◆ The task ◆
Gather every line of the entries that includes the word "driven".

(Figure record extracts)
Start
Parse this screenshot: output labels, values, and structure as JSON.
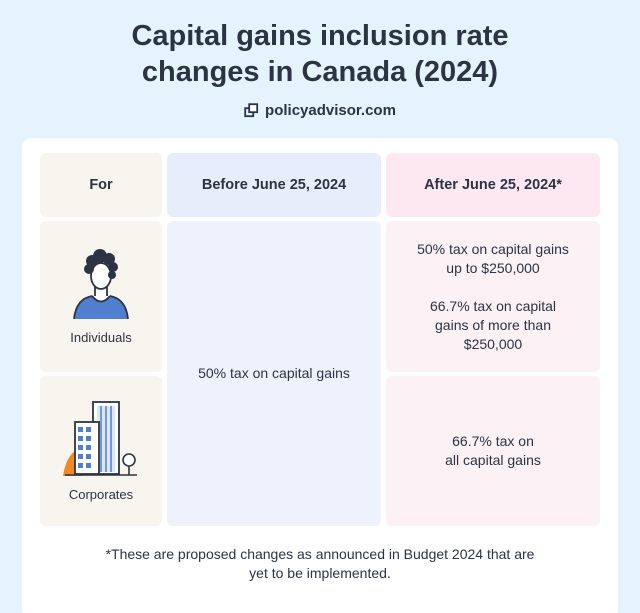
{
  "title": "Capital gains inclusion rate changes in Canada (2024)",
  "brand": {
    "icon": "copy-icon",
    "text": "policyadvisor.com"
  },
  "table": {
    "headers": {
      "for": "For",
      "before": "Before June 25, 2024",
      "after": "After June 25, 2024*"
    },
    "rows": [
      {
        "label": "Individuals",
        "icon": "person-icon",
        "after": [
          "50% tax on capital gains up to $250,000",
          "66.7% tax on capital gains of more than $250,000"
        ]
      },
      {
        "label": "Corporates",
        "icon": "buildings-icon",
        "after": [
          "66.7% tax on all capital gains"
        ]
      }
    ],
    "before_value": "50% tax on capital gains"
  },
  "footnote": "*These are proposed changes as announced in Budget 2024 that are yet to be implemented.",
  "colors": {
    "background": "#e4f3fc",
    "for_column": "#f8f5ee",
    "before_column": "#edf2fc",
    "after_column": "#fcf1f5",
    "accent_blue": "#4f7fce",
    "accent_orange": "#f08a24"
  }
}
End
Start
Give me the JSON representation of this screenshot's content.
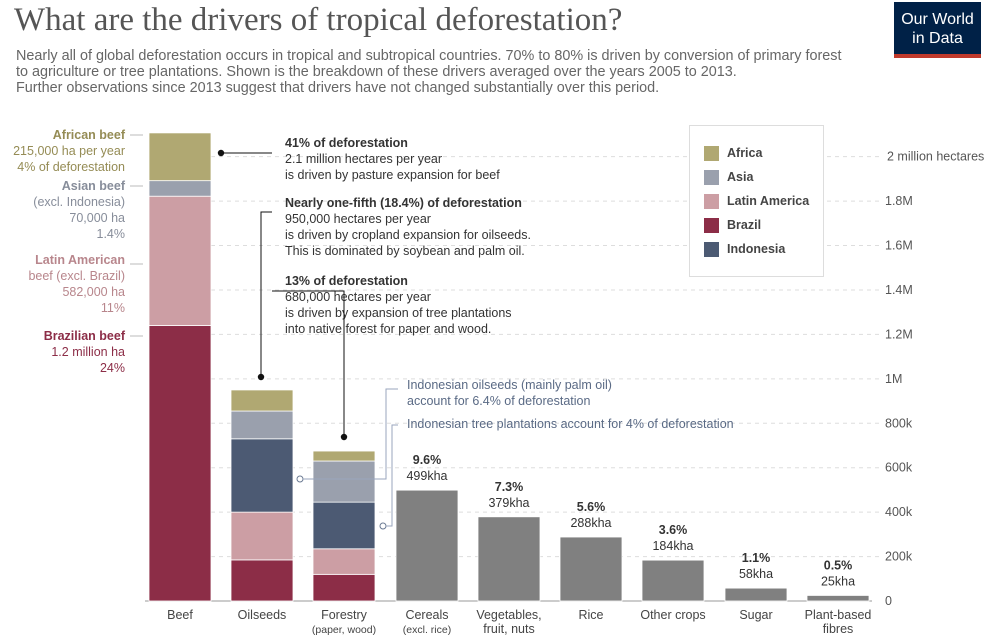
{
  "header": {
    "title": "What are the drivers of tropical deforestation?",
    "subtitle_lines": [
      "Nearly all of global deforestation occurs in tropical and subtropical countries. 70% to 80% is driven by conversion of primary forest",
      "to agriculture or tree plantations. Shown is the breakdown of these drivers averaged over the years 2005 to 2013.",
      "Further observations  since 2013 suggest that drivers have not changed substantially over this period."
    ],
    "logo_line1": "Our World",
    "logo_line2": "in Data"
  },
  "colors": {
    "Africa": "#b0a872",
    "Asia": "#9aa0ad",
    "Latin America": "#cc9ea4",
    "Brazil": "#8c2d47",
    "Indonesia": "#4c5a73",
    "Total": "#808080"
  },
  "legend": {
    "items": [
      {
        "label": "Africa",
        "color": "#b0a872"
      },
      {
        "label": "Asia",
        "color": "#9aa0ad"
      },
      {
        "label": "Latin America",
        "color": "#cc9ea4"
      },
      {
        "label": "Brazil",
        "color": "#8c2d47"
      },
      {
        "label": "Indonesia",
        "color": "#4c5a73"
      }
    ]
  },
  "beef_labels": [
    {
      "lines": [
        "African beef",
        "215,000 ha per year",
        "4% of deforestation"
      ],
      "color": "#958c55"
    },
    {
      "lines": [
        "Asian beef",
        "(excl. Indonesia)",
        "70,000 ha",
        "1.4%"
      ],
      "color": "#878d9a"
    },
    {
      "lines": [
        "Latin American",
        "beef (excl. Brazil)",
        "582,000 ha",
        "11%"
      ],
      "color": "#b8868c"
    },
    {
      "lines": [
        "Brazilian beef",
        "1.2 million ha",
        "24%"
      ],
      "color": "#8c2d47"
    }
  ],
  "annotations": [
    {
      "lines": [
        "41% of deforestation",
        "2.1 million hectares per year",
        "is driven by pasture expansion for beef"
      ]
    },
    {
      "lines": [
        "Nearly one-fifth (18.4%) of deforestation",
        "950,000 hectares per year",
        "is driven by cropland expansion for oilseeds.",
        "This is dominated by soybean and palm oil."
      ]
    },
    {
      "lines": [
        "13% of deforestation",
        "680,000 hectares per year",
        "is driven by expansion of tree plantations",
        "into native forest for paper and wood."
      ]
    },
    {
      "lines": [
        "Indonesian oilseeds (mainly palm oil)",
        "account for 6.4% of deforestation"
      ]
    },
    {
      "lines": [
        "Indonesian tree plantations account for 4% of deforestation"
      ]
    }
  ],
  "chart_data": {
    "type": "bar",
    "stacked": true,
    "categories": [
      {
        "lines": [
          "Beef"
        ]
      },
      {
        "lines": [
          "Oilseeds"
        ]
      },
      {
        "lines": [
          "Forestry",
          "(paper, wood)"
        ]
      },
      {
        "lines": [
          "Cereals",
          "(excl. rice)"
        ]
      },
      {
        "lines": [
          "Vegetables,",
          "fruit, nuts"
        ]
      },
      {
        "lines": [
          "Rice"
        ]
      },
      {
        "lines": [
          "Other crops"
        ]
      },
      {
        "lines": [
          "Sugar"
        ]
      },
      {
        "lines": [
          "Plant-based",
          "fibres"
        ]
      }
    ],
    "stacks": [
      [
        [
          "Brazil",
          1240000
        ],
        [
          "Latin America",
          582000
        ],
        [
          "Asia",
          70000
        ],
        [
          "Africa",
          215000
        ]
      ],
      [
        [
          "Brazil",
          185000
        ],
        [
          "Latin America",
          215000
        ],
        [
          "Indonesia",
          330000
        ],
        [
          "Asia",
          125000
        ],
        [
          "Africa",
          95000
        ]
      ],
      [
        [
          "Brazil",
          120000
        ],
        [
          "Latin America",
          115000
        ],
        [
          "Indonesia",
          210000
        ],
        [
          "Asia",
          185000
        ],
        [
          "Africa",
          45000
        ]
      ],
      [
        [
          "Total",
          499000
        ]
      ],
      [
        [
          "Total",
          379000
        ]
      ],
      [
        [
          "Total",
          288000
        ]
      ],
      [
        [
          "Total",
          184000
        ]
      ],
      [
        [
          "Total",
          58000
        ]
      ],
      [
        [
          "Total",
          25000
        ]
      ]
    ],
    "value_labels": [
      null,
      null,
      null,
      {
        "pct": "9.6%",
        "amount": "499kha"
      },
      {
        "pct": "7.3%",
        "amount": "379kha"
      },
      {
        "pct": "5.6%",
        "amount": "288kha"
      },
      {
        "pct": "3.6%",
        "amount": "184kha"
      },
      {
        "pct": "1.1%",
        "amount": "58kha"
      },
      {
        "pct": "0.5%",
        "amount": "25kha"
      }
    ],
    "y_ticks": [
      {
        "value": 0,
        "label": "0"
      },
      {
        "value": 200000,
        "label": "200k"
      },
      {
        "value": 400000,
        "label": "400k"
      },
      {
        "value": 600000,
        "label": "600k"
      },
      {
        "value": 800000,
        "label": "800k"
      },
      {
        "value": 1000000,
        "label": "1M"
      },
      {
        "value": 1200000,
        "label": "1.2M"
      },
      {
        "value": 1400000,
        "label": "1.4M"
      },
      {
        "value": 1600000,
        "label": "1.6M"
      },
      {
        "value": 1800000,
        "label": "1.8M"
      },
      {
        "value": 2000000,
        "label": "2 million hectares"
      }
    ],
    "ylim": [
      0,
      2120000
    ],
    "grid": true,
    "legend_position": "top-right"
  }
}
End
◆ Exercise response ◆
      "Nearly all of global deforestation occurs in tropical and subtropical countries. 70% to 80% is driven by conversion of primary forest",
        "is driven by pasture expansion for beef"
        "is driven by cropland expansion for oilseeds.",
        "is driven by expansion of tree plantations",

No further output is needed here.